Data extracted from a collection.
....

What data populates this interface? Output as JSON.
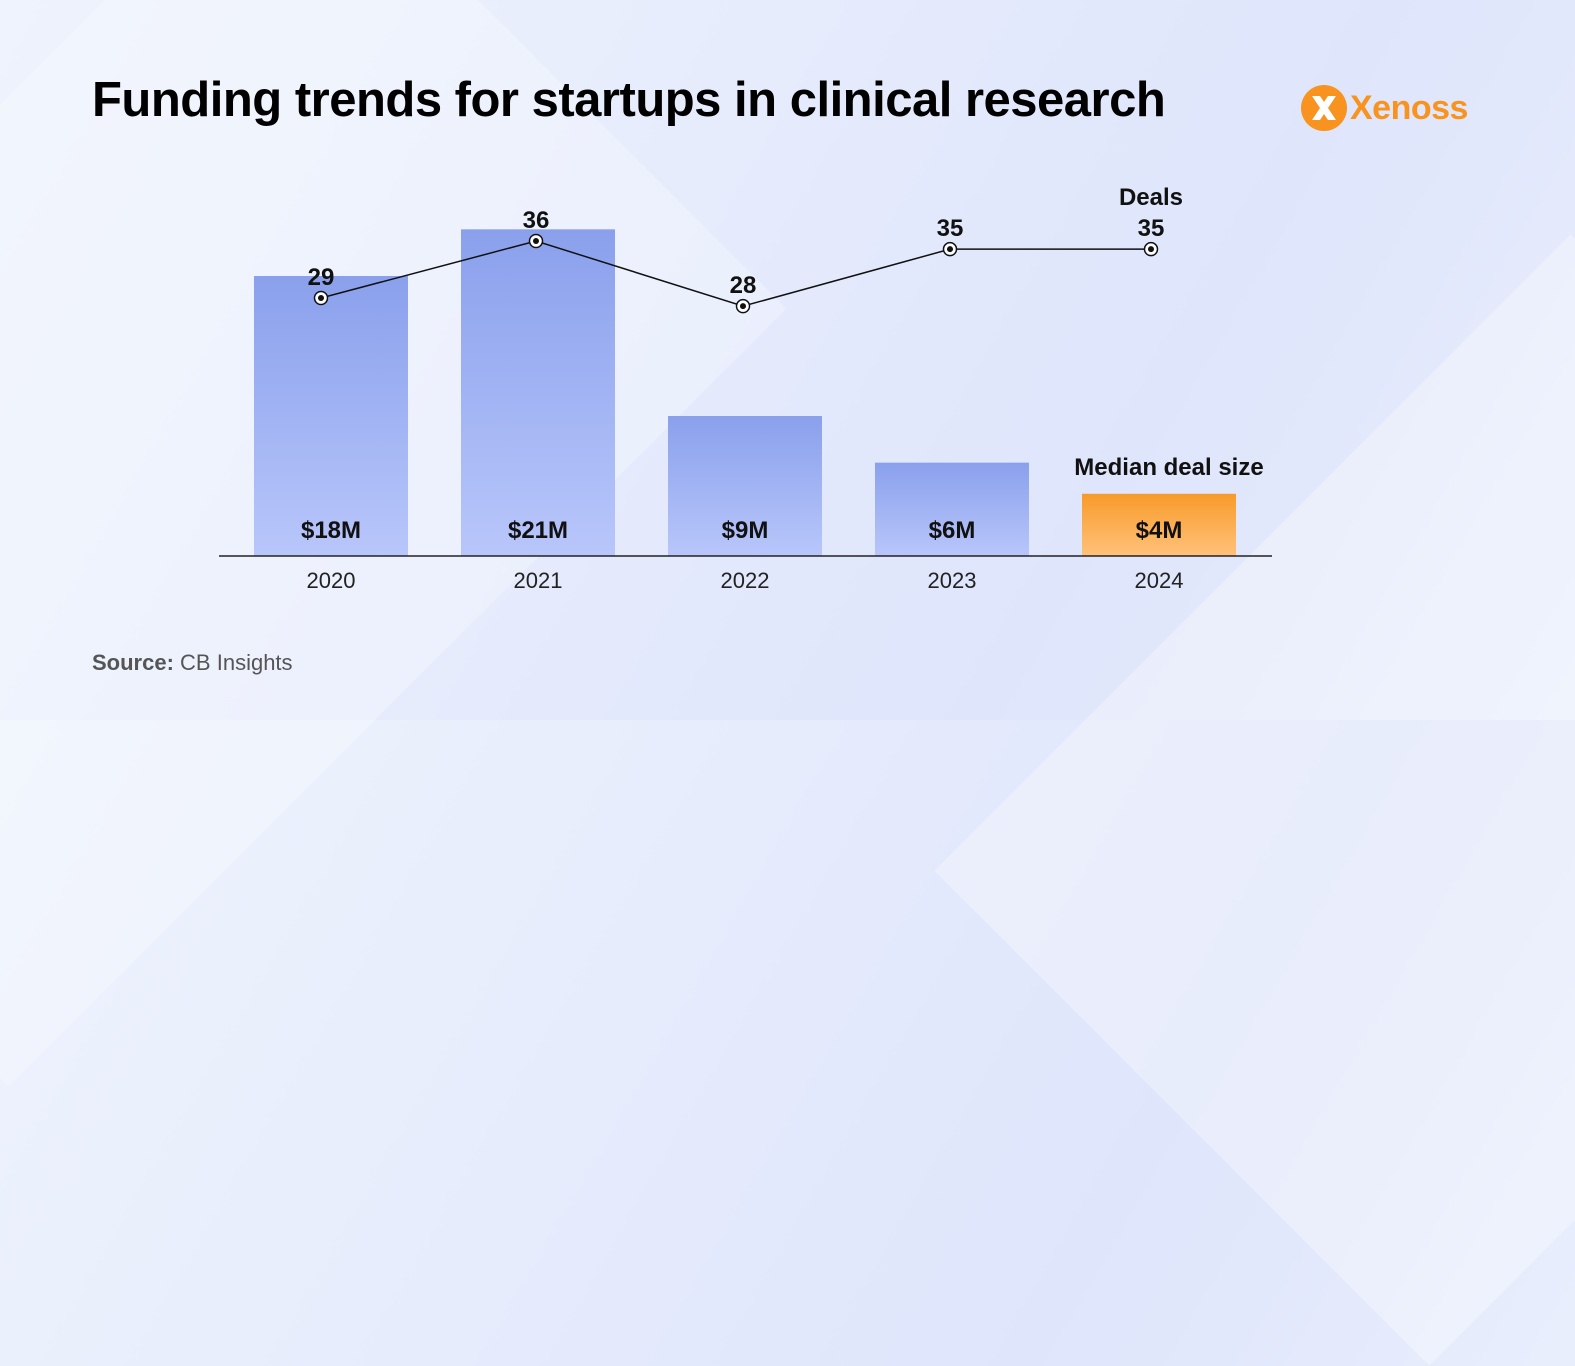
{
  "title": "Funding trends for startups in clinical research",
  "logo": {
    "text": "Xenoss"
  },
  "source": {
    "label": "Source:",
    "text": "CB Insights"
  },
  "colors": {
    "bar_top": "#8aa0ec",
    "bar_bottom": "#b8c6fa",
    "highlight_top": "#f89a2a",
    "highlight_bottom": "#ffc27a",
    "brand": "#f8931f"
  },
  "chart_data": {
    "type": "bar",
    "categories": [
      "2020",
      "2021",
      "2022",
      "2023",
      "2024"
    ],
    "series": [
      {
        "name": "Median deal size",
        "unit": "$M",
        "values": [
          18,
          21,
          9,
          6,
          4
        ],
        "labels": [
          "$18M",
          "$21M",
          "$9M",
          "$6M",
          "$4M"
        ],
        "highlight_index": 4
      },
      {
        "name": "Deals",
        "type": "line",
        "values": [
          29,
          36,
          28,
          35,
          35
        ],
        "labels": [
          "29",
          "36",
          "28",
          "35",
          "35"
        ]
      }
    ],
    "annotations": {
      "deals_label": "Deals",
      "median_label": "Median deal size"
    },
    "title": "Funding trends for startups in clinical research",
    "xlabel": "",
    "ylabel": "",
    "grid": false
  }
}
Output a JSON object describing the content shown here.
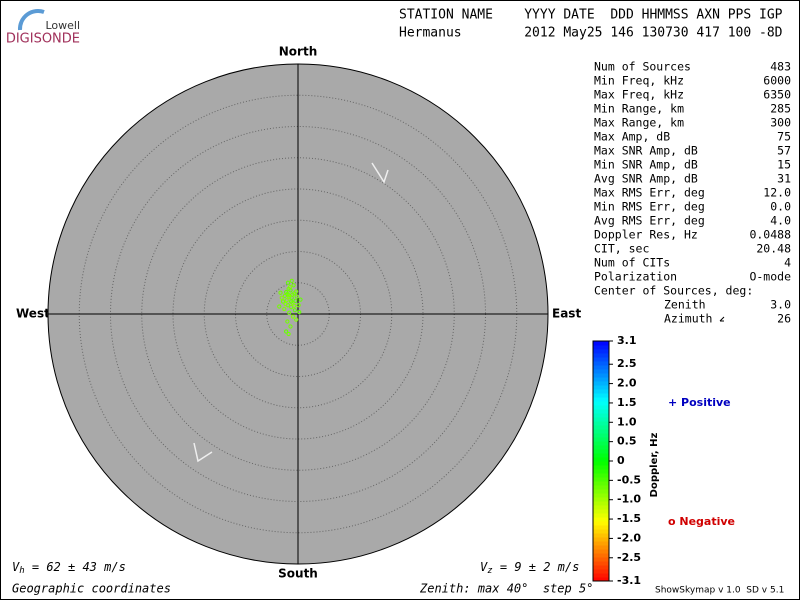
{
  "logo": {
    "top": "Lowell",
    "bottom": "DIGISONDE"
  },
  "header": {
    "line1": "STATION NAME    YYYY DATE  DDD HHMMSS AXN PPS IGP",
    "line2": "Hermanus        2012 May25 146 130730 417 100 -8D"
  },
  "stats": [
    [
      "Num of Sources",
      "483"
    ],
    [
      "Min Freq, kHz",
      "6000"
    ],
    [
      "Max Freq, kHz",
      "6350"
    ],
    [
      "Min Range, km",
      "285"
    ],
    [
      "Max Range, km",
      "300"
    ],
    [
      "Max Amp, dB",
      "75"
    ],
    [
      "Max SNR Amp, dB",
      "57"
    ],
    [
      "Min SNR Amp, dB",
      "15"
    ],
    [
      "Avg SNR Amp, dB",
      "31"
    ],
    [
      "Max RMS Err, deg",
      "12.0"
    ],
    [
      "Min RMS Err, deg",
      "0.0"
    ],
    [
      "Avg RMS Err, deg",
      "4.0"
    ],
    [
      "Doppler Res, Hz",
      "0.0488"
    ],
    [
      "CIT, sec",
      "20.48"
    ],
    [
      "Num of CITs",
      "4"
    ],
    [
      "Polarization",
      "O-mode"
    ]
  ],
  "center_of_sources": {
    "title": "Center of Sources, deg:",
    "zenith_label": "Zenith",
    "zenith": "3.0",
    "azimuth_label": "Azimuth",
    "azimuth": "26"
  },
  "footer": {
    "vh": {
      "symbol": "V",
      "sub": "h",
      "text": " = 62 ± 43 m/s"
    },
    "vz": {
      "symbol": "V",
      "sub": "z",
      "text": " = 9 ± 2 m/s"
    },
    "coords": "Geographic coordinates",
    "zenith": "Zenith: max 40°  step 5°",
    "version": "ShowSkymap v 1.0  SD v 5.1"
  },
  "chart_data": {
    "type": "skymap",
    "directions": {
      "north": "North",
      "south": "South",
      "east": "East",
      "west": "West"
    },
    "rlim": [
      0,
      40
    ],
    "rings": [
      5,
      10,
      15,
      20,
      25,
      30,
      35
    ],
    "east": [
      -1.5,
      -1.0,
      -1.8,
      -0.6,
      -1.2,
      -2.1,
      -0.9,
      -1.6,
      -0.4,
      -2.4,
      -1.3,
      -0.7,
      -1.9,
      -0.2,
      -2.6,
      -1.1,
      -0.5,
      -1.4,
      -0.8,
      -1.7,
      -1.9,
      -1.5,
      -0.3,
      0.1,
      0.4,
      -3.0,
      -2.2,
      -1.0,
      -1.6,
      -0.9,
      -1.4,
      -1.7,
      -1.1,
      -0.3,
      -2.0,
      -1.2,
      0.2,
      -2.8,
      -0.6,
      -1.5
    ],
    "north": [
      3.0,
      2.6,
      2.2,
      3.3,
      3.8,
      2.9,
      1.8,
      1.4,
      2.1,
      2.0,
      4.3,
      4.6,
      3.5,
      2.8,
      2.6,
      1.1,
      0.6,
      0.2,
      -0.4,
      -1.2,
      -2.8,
      -3.2,
      -0.9,
      1.4,
      2.3,
      1.2,
      0.8,
      5.3,
      5.0,
      3.1,
      2.7,
      3.2,
      2.0,
      3.6,
      1.6,
      -2.0,
      0.3,
      3.4,
      1.3,
      4.0
    ],
    "doppler": [
      -0.7,
      -0.6,
      -0.8,
      -0.7,
      -0.6,
      -0.7,
      -0.8,
      -0.7,
      -0.6,
      -0.7,
      -0.8,
      -0.7,
      -0.6,
      -0.7,
      -0.8,
      -0.7,
      -0.6,
      -0.7,
      -0.8,
      -0.7,
      -0.6,
      -0.7,
      -0.8,
      -0.7,
      -0.6,
      -0.7,
      -0.8,
      -0.7,
      -0.6,
      -0.7,
      -0.8,
      -0.7,
      -0.6,
      -0.7,
      -0.8,
      -0.7,
      -0.6,
      -0.7,
      -0.8,
      -0.7
    ],
    "colorbar": {
      "label": "Doppler, Hz",
      "lim": [
        -3.1,
        3.1
      ],
      "ticks": [
        3.1,
        2.5,
        {
          "value": 2,
          "label": "2.0"
        },
        1.5,
        {
          "value": 1,
          "label": "1.0"
        },
        0.5,
        0,
        -0.5,
        {
          "value": -1,
          "label": "-1.0"
        },
        -1.5,
        {
          "value": -2,
          "label": "-2.0"
        },
        -2.5,
        -3.1
      ]
    },
    "legend": {
      "positive": "+ Positive",
      "negative": "o Negative"
    }
  }
}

....

WHAT IS BEING ASKED.
From the listing, copy each line containing the word "trends".

EXERCISE RESULT.
  "title": "Funding trends for startups in clinical research",
    "title": "Funding trends for startups in clinical research",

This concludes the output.